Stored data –
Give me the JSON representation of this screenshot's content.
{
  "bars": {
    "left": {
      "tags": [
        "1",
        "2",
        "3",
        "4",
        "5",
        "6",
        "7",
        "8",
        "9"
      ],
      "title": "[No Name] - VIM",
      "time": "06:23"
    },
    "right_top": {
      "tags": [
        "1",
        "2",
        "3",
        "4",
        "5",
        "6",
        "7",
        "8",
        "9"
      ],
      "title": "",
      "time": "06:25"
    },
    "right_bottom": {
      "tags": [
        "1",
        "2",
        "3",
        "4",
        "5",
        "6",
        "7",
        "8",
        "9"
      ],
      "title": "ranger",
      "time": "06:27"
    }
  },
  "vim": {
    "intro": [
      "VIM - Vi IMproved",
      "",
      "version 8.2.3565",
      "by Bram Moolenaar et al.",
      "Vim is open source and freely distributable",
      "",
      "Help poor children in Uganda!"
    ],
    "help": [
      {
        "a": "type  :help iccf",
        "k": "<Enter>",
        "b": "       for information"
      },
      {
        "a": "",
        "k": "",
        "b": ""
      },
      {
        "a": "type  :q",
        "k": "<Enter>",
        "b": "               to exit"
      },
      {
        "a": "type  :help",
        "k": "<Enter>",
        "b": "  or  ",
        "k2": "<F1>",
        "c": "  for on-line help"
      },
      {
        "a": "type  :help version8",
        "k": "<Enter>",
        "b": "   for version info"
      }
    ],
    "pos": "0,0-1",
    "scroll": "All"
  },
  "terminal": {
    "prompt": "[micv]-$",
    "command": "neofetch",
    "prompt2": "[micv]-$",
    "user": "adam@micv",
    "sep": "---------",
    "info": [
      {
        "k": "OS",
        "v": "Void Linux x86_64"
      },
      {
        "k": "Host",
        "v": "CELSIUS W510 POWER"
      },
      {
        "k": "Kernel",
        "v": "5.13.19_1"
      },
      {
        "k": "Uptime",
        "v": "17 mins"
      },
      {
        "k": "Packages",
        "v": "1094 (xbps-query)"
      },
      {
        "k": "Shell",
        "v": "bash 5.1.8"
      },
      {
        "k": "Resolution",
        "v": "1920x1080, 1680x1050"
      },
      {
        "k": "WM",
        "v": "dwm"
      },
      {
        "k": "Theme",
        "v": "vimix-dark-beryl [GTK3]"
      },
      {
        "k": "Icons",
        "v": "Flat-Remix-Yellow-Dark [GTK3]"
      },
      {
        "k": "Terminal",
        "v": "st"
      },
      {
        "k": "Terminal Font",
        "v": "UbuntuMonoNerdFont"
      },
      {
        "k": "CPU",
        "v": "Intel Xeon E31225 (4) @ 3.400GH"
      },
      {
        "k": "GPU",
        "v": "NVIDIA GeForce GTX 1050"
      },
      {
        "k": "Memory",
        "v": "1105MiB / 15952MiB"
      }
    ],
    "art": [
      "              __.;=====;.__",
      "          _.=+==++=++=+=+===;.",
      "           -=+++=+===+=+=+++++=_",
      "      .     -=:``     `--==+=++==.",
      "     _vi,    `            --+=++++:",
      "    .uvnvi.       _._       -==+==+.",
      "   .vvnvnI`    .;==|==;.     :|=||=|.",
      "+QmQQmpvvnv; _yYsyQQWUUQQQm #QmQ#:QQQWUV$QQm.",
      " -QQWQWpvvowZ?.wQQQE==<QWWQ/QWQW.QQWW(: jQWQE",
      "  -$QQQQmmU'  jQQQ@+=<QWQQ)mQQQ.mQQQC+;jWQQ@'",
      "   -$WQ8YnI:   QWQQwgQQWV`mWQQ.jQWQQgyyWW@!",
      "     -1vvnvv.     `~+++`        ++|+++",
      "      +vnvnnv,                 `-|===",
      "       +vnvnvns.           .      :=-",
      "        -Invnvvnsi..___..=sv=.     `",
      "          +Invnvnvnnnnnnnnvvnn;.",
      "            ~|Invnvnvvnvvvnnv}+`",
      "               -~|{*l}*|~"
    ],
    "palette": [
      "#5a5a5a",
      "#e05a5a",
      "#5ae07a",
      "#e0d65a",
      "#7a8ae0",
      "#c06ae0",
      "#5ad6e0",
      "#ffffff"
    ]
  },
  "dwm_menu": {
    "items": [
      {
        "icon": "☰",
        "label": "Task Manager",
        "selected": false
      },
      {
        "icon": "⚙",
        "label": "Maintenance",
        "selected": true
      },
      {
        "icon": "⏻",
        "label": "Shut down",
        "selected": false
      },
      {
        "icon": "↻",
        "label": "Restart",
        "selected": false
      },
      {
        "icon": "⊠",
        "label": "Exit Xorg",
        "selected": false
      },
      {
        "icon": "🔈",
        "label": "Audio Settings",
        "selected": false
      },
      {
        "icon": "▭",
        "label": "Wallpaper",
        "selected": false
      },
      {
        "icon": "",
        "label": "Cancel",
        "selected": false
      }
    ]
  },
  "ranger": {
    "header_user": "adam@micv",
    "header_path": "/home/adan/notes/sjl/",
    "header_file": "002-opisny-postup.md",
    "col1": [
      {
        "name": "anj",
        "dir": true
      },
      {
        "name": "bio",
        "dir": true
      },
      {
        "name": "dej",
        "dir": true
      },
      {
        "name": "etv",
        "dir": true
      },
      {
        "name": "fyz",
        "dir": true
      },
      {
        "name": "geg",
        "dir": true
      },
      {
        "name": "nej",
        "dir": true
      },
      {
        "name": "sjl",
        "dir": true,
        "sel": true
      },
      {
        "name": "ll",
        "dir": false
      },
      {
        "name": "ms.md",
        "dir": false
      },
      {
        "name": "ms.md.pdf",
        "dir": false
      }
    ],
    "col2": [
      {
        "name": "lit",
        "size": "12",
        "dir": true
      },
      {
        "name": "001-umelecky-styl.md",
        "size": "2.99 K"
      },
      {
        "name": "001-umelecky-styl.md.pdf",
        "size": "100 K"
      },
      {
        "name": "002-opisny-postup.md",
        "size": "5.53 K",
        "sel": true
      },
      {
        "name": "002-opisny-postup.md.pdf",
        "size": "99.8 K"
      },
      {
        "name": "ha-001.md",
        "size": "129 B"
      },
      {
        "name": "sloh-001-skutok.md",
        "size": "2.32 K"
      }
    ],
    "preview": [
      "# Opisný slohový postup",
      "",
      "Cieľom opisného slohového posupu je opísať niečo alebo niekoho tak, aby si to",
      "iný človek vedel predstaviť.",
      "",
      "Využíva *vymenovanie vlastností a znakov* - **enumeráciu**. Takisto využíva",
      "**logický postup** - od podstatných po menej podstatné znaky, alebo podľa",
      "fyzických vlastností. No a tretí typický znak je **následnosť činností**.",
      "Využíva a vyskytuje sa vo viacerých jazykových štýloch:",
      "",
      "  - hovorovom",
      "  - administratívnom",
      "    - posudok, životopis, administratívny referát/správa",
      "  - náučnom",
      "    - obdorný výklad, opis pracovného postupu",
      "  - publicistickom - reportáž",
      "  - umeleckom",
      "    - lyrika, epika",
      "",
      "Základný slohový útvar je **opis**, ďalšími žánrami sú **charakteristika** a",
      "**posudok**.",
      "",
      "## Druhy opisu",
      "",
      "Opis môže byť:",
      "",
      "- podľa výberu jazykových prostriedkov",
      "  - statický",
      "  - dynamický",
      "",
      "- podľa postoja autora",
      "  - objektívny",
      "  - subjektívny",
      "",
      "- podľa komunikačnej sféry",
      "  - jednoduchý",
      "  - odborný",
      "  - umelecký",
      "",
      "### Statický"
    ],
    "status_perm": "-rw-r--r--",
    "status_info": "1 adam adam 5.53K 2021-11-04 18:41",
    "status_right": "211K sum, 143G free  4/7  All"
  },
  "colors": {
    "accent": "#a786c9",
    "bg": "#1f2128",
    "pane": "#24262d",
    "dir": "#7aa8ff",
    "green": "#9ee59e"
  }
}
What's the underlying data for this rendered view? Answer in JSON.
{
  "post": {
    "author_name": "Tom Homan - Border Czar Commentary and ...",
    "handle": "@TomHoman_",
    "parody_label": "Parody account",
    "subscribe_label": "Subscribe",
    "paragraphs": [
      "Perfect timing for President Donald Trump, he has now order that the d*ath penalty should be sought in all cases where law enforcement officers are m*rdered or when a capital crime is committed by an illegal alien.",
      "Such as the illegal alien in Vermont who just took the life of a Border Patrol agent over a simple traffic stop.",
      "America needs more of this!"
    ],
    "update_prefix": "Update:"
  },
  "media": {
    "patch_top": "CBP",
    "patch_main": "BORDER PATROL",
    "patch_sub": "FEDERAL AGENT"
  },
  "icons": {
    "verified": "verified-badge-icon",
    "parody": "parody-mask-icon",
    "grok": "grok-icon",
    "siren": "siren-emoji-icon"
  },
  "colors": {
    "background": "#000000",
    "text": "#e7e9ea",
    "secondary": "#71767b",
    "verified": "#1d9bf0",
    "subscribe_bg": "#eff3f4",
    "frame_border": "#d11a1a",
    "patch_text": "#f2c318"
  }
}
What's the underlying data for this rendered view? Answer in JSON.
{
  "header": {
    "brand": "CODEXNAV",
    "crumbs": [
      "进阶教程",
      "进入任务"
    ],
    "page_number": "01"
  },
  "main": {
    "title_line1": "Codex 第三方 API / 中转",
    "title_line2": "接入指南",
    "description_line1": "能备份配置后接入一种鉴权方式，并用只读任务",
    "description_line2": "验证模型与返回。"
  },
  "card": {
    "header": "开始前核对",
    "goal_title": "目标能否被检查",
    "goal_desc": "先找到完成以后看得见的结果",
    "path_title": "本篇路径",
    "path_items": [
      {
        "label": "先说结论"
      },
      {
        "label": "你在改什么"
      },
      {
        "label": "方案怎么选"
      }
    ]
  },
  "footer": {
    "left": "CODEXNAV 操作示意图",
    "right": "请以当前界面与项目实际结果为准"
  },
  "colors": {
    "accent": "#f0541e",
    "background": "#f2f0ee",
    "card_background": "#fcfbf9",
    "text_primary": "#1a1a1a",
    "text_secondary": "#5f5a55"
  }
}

Your objective – Reply with only the number of lines in the entries that contain the word "type".

Reply to the task – 4